▸ **INPUT ROWS**
________________

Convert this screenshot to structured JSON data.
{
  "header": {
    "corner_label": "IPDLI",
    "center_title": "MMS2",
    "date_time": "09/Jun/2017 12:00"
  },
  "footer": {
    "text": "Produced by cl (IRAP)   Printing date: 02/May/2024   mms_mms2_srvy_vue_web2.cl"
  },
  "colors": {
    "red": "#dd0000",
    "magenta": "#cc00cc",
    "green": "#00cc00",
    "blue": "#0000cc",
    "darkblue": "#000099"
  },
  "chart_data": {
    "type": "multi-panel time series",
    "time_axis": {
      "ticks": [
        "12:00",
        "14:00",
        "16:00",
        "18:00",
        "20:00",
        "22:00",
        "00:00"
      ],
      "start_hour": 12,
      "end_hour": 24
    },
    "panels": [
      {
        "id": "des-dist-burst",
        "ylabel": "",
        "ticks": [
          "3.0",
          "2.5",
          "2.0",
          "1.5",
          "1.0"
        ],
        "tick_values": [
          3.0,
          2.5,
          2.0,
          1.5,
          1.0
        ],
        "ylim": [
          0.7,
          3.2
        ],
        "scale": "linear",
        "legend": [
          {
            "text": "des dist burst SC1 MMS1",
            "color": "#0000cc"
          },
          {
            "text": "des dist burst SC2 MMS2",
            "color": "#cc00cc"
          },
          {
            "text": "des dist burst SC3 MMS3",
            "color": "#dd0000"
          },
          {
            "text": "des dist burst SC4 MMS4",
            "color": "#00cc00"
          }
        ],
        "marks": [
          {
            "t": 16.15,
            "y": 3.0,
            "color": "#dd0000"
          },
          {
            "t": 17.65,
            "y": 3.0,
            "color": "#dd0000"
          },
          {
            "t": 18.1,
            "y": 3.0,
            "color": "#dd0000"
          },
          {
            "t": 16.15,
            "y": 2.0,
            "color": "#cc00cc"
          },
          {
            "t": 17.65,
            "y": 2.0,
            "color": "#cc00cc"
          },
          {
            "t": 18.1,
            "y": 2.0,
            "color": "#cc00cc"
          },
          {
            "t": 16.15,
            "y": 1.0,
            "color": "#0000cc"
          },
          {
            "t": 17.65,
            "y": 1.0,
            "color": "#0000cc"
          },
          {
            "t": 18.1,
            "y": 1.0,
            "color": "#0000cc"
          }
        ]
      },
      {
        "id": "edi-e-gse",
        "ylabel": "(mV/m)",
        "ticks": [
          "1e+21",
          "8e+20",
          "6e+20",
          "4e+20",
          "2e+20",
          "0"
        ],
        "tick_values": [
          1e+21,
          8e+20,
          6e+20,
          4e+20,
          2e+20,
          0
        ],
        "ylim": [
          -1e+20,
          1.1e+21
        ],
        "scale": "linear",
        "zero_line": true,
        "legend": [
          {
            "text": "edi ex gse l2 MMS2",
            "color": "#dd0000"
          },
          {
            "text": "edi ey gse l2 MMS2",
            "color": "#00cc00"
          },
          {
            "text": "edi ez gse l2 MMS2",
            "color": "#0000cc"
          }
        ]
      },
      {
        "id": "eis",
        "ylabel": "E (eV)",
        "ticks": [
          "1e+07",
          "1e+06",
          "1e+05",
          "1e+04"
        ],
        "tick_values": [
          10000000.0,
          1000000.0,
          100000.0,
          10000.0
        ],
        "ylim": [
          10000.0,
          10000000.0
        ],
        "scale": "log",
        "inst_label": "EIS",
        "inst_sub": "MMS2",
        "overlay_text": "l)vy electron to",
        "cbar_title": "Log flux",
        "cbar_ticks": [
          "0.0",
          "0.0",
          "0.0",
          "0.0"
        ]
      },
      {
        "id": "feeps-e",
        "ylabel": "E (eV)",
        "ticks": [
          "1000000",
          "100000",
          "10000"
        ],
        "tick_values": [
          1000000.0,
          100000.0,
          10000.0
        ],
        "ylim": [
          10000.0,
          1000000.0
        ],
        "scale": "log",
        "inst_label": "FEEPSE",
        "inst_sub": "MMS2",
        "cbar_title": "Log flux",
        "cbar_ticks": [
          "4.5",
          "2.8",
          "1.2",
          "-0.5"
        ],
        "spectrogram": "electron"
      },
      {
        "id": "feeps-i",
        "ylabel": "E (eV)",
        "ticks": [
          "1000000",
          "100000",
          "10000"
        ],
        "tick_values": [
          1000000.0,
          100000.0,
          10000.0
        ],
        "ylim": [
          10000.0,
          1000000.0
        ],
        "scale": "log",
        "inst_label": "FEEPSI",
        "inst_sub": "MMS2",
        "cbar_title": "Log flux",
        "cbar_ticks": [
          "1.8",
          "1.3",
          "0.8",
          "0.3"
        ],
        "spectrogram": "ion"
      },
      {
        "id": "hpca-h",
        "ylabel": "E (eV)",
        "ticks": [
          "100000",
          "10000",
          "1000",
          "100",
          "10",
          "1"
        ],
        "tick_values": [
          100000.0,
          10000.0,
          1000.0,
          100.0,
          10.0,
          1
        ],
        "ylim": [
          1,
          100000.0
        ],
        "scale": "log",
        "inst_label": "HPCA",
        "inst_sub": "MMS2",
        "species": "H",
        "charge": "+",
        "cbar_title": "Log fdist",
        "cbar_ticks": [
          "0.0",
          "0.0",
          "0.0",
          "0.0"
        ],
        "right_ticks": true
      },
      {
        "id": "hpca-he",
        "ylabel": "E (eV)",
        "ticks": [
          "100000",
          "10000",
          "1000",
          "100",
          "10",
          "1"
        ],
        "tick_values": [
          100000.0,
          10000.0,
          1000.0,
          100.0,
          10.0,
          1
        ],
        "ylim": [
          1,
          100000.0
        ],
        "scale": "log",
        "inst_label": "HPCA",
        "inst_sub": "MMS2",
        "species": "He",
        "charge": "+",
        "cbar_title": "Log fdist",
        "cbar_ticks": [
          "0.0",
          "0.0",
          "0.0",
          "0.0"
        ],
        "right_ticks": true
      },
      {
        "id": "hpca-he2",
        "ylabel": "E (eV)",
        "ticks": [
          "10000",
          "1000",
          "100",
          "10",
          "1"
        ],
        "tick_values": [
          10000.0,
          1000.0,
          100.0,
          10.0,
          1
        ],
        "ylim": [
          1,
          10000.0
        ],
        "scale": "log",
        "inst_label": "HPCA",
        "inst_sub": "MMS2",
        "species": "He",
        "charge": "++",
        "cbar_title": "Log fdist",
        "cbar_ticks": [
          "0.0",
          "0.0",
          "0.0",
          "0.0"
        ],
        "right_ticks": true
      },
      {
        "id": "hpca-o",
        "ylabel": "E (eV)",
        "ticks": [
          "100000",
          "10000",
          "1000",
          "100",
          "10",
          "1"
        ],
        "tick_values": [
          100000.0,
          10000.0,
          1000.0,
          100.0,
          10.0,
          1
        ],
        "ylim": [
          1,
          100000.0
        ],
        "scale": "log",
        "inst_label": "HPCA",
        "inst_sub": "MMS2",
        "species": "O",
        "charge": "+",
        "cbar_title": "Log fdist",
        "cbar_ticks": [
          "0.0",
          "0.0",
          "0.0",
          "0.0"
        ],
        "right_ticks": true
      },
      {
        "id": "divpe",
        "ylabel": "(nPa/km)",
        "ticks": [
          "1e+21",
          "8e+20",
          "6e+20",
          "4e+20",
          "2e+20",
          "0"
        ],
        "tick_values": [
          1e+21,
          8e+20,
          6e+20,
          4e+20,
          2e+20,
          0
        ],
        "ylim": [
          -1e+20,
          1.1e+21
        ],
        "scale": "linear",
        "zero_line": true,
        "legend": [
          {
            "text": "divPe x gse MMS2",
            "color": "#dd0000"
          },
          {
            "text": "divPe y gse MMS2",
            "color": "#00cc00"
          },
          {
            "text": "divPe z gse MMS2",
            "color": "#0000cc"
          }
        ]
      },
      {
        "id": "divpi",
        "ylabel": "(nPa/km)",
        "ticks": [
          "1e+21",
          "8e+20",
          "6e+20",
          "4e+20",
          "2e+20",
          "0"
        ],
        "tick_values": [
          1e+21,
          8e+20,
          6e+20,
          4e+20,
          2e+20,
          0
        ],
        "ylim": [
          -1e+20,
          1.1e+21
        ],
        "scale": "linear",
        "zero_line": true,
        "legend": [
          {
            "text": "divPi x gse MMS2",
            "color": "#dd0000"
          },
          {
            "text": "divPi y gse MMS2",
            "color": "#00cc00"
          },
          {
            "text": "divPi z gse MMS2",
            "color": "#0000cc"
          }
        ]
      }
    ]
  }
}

________________

Show every line in the records above that contains the word "burst".

        "id": "des-dist-burst",
            "text": "des dist burst SC1 MMS1",
            "text": "des dist burst SC2 MMS2",
            "text": "des dist burst SC3 MMS3",
            "text": "des dist burst SC4 MMS4",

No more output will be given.